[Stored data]
********************
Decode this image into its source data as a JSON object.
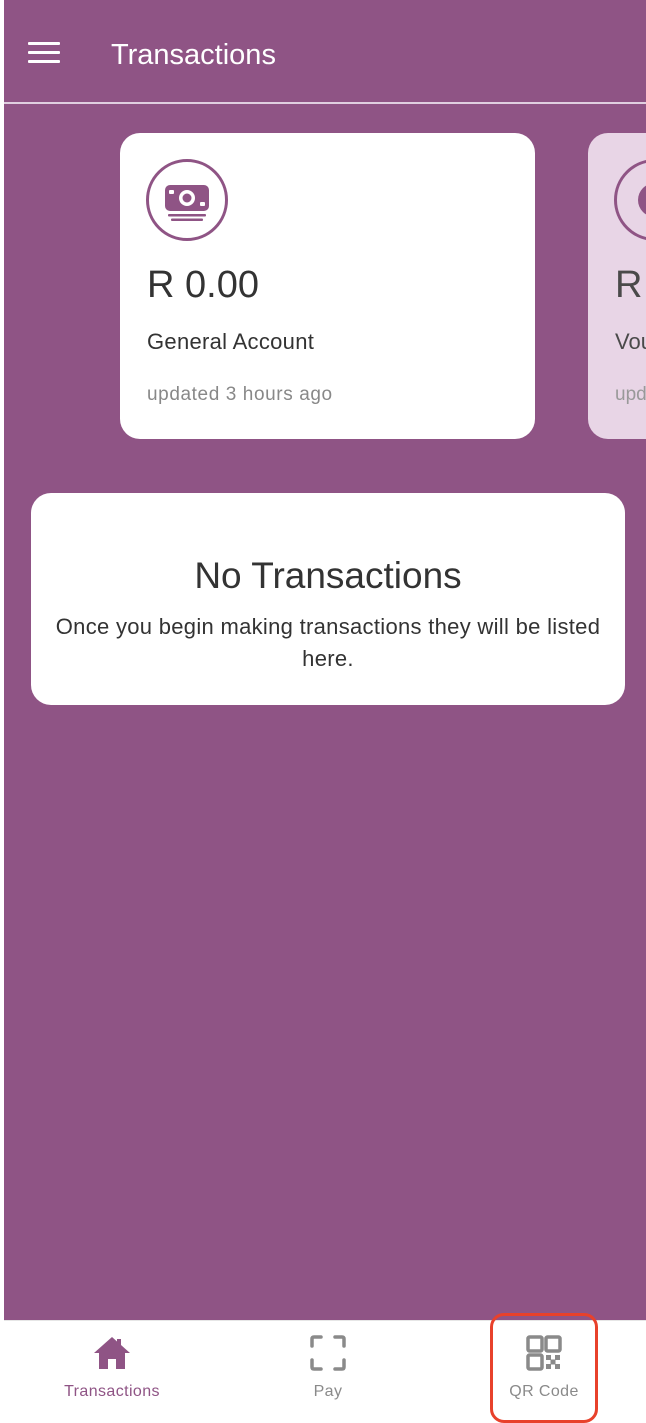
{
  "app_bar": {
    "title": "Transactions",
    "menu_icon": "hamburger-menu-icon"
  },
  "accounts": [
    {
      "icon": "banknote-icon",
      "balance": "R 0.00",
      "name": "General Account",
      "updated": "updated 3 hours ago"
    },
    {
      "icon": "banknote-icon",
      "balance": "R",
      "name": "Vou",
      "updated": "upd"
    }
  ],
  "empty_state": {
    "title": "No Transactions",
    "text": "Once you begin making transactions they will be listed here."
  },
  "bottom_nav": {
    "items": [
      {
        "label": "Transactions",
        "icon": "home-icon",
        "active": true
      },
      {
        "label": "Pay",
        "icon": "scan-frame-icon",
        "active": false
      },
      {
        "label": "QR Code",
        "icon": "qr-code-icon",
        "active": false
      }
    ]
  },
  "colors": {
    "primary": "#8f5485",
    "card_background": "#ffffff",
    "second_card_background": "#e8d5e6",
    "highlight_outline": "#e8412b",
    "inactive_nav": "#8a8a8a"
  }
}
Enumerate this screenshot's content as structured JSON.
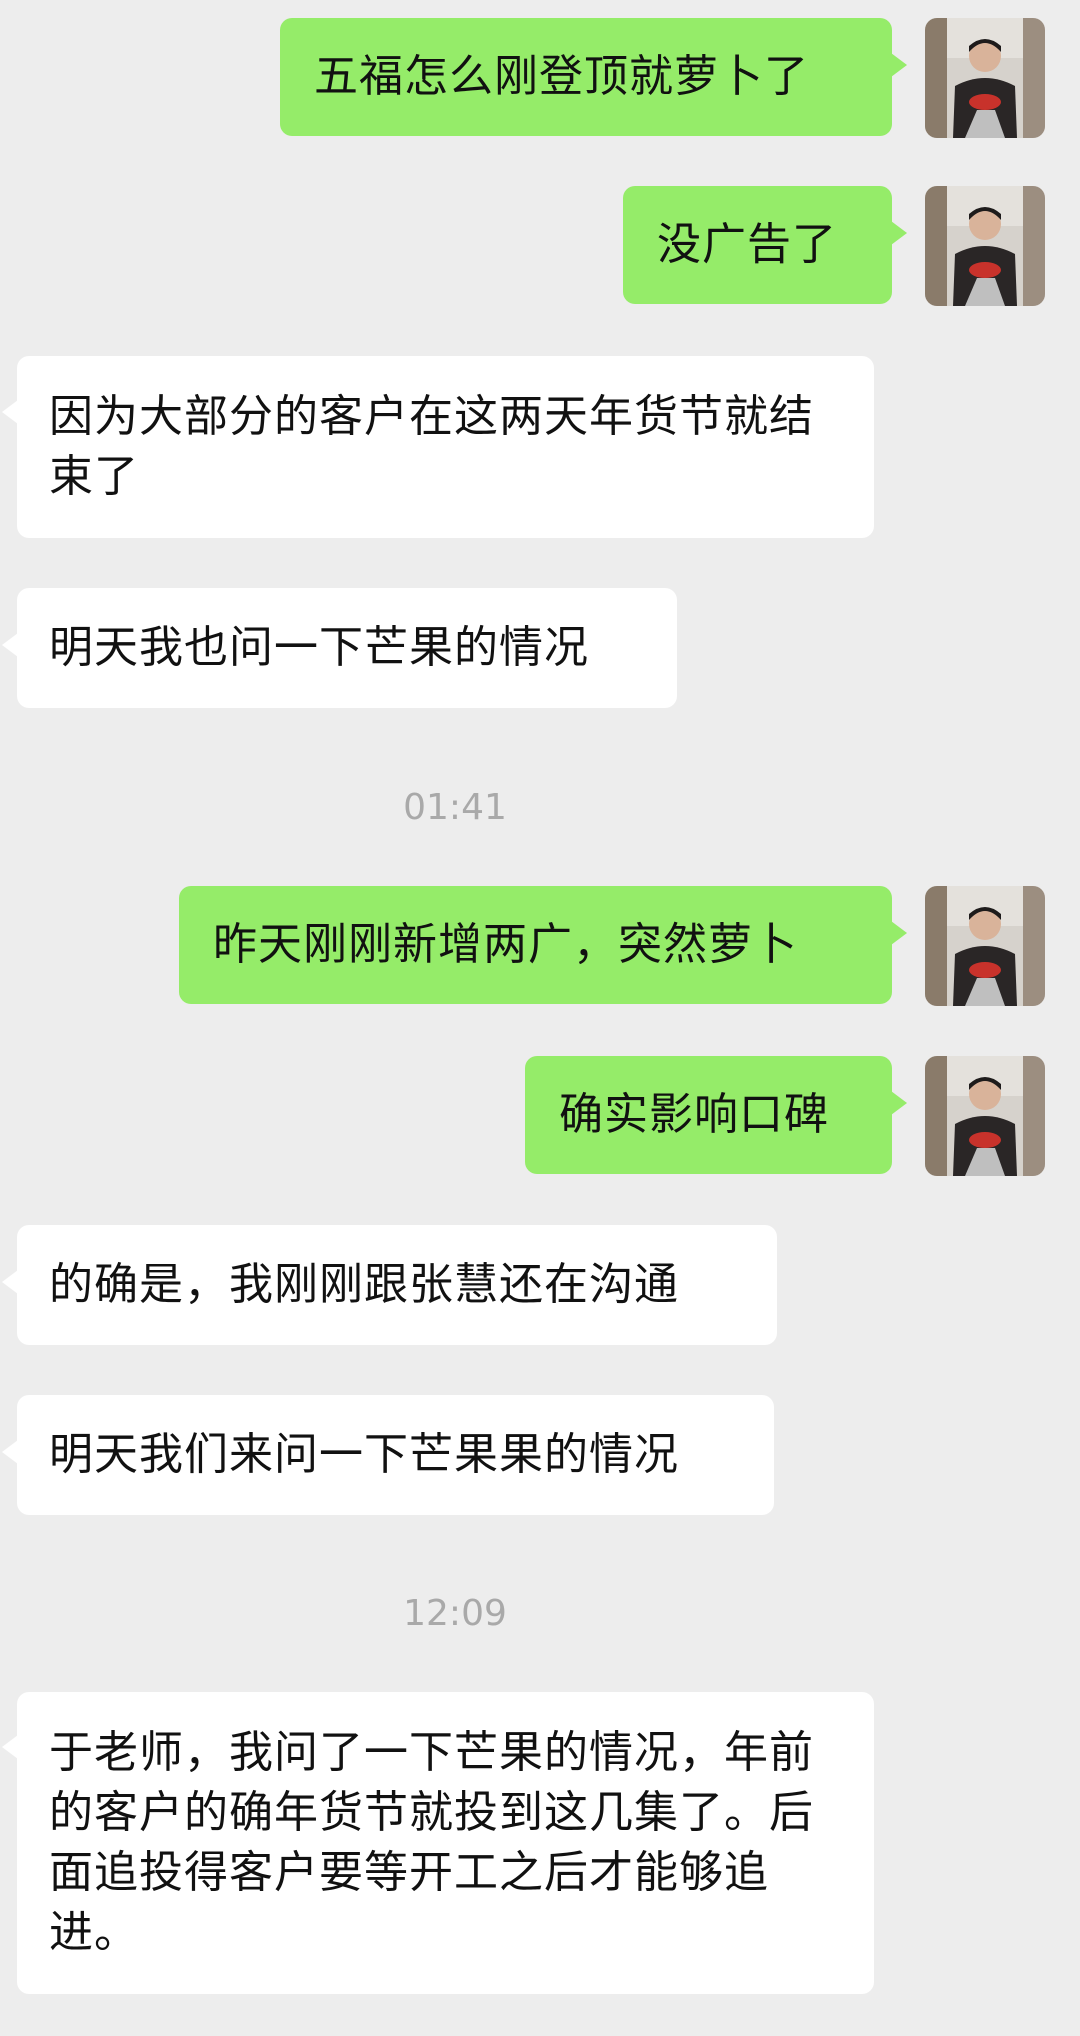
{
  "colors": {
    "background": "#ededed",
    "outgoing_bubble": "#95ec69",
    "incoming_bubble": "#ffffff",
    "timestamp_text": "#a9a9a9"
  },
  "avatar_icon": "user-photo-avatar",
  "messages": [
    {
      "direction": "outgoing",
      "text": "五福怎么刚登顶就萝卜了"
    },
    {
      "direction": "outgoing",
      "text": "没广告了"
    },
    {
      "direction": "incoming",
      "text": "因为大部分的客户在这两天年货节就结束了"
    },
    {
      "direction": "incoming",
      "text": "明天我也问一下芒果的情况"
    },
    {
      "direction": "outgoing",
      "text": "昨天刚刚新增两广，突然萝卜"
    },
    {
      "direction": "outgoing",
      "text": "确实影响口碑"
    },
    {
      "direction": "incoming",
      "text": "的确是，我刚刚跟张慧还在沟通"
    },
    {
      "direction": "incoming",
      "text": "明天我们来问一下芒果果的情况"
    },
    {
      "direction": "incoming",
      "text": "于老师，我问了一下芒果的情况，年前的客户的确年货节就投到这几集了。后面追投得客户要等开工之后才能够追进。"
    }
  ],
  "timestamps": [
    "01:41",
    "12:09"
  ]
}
********************
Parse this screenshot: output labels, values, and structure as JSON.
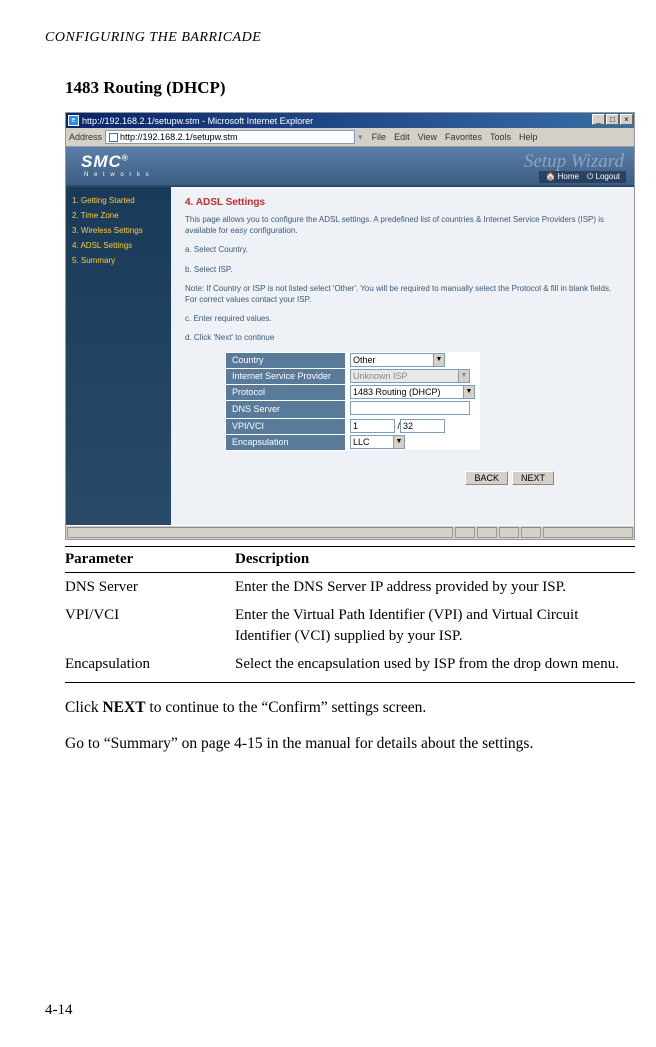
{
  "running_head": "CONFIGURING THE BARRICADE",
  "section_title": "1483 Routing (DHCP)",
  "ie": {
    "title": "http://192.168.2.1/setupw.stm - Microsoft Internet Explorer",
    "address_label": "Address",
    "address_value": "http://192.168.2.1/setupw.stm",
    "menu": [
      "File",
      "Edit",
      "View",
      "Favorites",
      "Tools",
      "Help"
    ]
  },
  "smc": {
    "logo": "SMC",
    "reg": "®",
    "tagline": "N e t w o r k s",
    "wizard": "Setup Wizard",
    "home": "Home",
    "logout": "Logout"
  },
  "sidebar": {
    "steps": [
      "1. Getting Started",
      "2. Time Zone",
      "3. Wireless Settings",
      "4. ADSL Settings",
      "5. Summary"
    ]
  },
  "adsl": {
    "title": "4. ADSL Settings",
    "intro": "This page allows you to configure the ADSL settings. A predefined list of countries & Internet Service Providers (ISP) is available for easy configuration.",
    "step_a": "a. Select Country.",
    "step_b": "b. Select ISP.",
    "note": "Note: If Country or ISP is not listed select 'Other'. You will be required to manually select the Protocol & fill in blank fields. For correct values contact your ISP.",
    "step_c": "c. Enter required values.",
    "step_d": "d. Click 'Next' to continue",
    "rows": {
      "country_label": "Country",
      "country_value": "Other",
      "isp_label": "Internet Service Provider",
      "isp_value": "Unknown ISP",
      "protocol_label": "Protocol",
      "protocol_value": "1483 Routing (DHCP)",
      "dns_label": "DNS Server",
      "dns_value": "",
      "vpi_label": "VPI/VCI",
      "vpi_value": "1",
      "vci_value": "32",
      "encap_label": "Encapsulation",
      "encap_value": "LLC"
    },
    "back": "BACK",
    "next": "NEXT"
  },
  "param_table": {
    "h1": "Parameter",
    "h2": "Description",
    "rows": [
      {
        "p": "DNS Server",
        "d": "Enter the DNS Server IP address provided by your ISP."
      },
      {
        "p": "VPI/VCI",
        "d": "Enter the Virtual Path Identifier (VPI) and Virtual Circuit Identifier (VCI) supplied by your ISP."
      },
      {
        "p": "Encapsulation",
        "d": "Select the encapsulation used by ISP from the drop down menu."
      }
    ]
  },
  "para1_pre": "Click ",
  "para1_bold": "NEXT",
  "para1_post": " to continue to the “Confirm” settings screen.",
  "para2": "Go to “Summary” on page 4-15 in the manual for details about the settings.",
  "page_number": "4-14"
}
********************
**CHALLENGE**
Show each line in the entries that holds the string "ffffff".

**TASK RESPONSE**
    "card_background": "#ffffff",
    "incoming_bubble": "#ffffff",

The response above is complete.